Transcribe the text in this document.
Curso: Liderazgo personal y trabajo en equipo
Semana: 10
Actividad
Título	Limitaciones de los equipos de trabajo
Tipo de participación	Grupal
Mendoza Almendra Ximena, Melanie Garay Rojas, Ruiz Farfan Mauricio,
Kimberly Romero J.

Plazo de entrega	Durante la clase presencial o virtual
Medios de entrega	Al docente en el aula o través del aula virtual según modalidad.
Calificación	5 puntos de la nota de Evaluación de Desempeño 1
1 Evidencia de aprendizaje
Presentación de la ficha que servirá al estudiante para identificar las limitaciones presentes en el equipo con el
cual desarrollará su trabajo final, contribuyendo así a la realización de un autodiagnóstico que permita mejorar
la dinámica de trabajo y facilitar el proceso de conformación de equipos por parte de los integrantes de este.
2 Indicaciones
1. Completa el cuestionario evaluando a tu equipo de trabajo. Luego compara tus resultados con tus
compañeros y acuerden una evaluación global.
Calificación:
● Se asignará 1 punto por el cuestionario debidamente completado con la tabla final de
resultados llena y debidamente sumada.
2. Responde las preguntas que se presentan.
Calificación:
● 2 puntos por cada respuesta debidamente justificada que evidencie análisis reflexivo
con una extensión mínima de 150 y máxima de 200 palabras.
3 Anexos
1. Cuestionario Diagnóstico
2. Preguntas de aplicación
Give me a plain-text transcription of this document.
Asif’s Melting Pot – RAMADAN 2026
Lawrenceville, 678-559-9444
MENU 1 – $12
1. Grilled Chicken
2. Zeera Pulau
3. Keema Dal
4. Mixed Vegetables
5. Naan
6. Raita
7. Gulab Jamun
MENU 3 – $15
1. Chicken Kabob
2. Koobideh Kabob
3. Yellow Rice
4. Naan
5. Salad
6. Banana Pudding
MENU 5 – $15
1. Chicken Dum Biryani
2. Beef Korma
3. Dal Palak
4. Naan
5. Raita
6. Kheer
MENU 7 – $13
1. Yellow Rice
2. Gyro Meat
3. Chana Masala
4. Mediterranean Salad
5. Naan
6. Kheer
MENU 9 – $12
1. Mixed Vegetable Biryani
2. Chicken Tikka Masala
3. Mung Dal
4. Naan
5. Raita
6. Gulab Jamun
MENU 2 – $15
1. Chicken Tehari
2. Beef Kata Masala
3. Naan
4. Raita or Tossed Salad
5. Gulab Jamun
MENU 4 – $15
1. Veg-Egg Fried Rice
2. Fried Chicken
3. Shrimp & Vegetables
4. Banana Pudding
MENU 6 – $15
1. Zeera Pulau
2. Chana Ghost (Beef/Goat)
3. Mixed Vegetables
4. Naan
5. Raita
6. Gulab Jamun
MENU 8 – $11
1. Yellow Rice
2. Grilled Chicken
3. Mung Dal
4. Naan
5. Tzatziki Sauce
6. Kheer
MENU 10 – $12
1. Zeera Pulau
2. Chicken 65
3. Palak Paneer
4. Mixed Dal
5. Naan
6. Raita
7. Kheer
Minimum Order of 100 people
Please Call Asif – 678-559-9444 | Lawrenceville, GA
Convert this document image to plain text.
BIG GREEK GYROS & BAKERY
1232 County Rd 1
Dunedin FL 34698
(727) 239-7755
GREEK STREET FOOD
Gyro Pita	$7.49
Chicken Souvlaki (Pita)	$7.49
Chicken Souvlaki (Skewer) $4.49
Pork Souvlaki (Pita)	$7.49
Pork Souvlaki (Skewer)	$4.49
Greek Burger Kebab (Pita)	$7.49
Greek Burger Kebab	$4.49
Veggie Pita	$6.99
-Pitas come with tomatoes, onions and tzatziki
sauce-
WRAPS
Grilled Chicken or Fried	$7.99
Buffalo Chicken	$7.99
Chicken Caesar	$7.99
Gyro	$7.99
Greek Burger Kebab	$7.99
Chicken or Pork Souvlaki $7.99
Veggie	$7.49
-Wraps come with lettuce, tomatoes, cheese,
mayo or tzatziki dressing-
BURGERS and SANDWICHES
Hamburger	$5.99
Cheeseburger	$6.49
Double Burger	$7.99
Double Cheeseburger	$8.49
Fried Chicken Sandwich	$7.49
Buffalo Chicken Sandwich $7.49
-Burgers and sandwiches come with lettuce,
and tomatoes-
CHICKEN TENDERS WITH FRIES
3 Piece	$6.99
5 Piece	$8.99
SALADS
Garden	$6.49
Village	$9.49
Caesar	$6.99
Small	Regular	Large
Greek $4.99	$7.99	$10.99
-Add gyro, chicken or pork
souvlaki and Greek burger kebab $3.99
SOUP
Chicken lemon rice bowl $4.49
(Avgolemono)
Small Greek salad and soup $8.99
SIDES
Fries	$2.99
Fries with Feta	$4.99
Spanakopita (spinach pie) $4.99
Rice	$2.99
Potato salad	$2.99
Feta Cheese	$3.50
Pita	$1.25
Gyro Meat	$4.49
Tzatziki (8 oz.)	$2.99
_____
- **BRIEF**
Your task is to output the full set of records exactly as presented.

- **SOLUTION**
Transcribe the text in this document.
Curso: Liderazgo personal y trabajo en equipo
Semana: 10
Actividad
Título	Limitaciones de los equipos de trabajo
Tipo de participación	Grupal
Mendoza Almendra Ximena, Melanie Garay Rojas, Ruiz Farfan Mauricio,
Kimberly Romero J.

Plazo de entrega	Durante la clase presencial o virtual
Medios de entrega	Al docente en el aula o través del aula virtual según modalidad.
Calificación	5 puntos de la nota de Evaluación de Desempeño 1
1 Evidencia de aprendizaje
Presentación de la ficha que servirá al estudiante para identificar las limitaciones presentes en el equipo con el
cual desarrollará su trabajo final, contribuyendo así a la realización de un autodiagnóstico que permita mejorar
la dinámica de trabajo y facilitar el proceso de conformación de equipos por parte de los integrantes de este.
2 Indicaciones
1. Completa el cuestionario evaluando a tu equipo de trabajo. Luego compara tus resultados con tus
compañeros y acuerden una evaluación global.
Calificación:
● Se asignará 1 punto por el cuestionario debidamente completado con la tabla final de
resultados llena y debidamente sumada.
2. Responde las preguntas que se presentan.
Calificación:
● 2 puntos por cada respuesta debidamente justificada que evidencie análisis reflexivo
con una extensión mínima de 150 y máxima de 200 palabras.
3 Anexos
1. Cuestionario Diagnóstico
2. Preguntas de aplicación
Give me a plain-text transcription of this document.
Asif’s Melting Pot – RAMADAN 2026
Lawrenceville, 678-559-9444
MENU 1 – $12
1. Grilled Chicken
2. Zeera Pulau
3. Keema Dal
4. Mixed Vegetables
5. Naan
6. Raita
7. Gulab Jamun
MENU 3 – $15
1. Chicken Kabob
2. Koobideh Kabob
3. Yellow Rice
4. Naan
5. Salad
6. Banana Pudding
MENU 5 – $15
1. Chicken Dum Biryani
2. Beef Korma
3. Dal Palak
4. Naan
5. Raita
6. Kheer
MENU 7 – $13
1. Yellow Rice
2. Gyro Meat
3. Chana Masala
4. Mediterranean Salad
5. Naan
6. Kheer
MENU 9 – $12
1. Mixed Vegetable Biryani
2. Chicken Tikka Masala
3. Mung Dal
4. Naan
5. Raita
6. Gulab Jamun
MENU 2 – $15
1. Chicken Tehari
2. Beef Kata Masala
3. Naan
4. Raita or Tossed Salad
5. Gulab Jamun
MENU 4 – $15
1. Veg-Egg Fried Rice
2. Fried Chicken
3. Shrimp & Vegetables
4. Banana Pudding
MENU 6 – $15
1. Zeera Pulau
2. Chana Ghost (Beef/Goat)
3. Mixed Vegetables
4. Naan
5. Raita
6. Gulab Jamun
MENU 8 – $11
1. Yellow Rice
2. Grilled Chicken
3. Mung Dal
4. Naan
5. Tzatziki Sauce
6. Kheer
MENU 10 – $12
1. Zeera Pulau
2. Chicken 65
3. Palak Paneer
4. Mixed Dal
5. Naan
6. Raita
7. Kheer
Minimum Order of 100 people
Please Call Asif – 678-559-9444 | Lawrenceville, GA
Convert this document image to plain text.
BIG GREEK GYROS & BAKERY
1232 County Rd 1
Dunedin FL 34698
(727) 239-7755
GREEK STREET FOOD
Gyro Pita	$7.49
Chicken Souvlaki (Pita)	$7.49
Chicken Souvlaki (Skewer) $4.49
Pork Souvlaki (Pita)	$7.49
Pork Souvlaki (Skewer)	$4.49
Greek Burger Kebab (Pita)	$7.49
Greek Burger Kebab	$4.49
Veggie Pita	$6.99
-Pitas come with tomatoes, onions and tzatziki
sauce-
WRAPS
Grilled Chicken or Fried	$7.99
Buffalo Chicken	$7.99
Chicken Caesar	$7.99
Gyro	$7.99
Greek Burger Kebab	$7.99
Chicken or Pork Souvlaki $7.99
Veggie	$7.49
-Wraps come with lettuce, tomatoes, cheese,
mayo or tzatziki dressing-
BURGERS and SANDWICHES
Hamburger	$5.99
Cheeseburger	$6.49
Double Burger	$7.99
Double Cheeseburger	$8.49
Fried Chicken Sandwich	$7.49
Buffalo Chicken Sandwich $7.49
-Burgers and sandwiches come with lettuce,
and tomatoes-
CHICKEN TENDERS WITH FRIES
3 Piece	$6.99
5 Piece	$8.99
SALADS
Garden	$6.49
Village	$9.49
Caesar	$6.99
Small	Regular	Large
Greek $4.99	$7.99	$10.99
-Add gyro, chicken or pork
souvlaki and Greek burger kebab $3.99
SOUP
Chicken lemon rice bowl $4.49
(Avgolemono)
Small Greek salad and soup $8.99
SIDES
Fries	$2.99
Fries with Feta	$4.99
Spanakopita (spinach pie) $4.99
Rice	$2.99
Potato salad	$2.99
Feta Cheese	$3.50
Pita	$1.25
Gyro Meat	$4.49
Tzatziki (8 oz.)	$2.99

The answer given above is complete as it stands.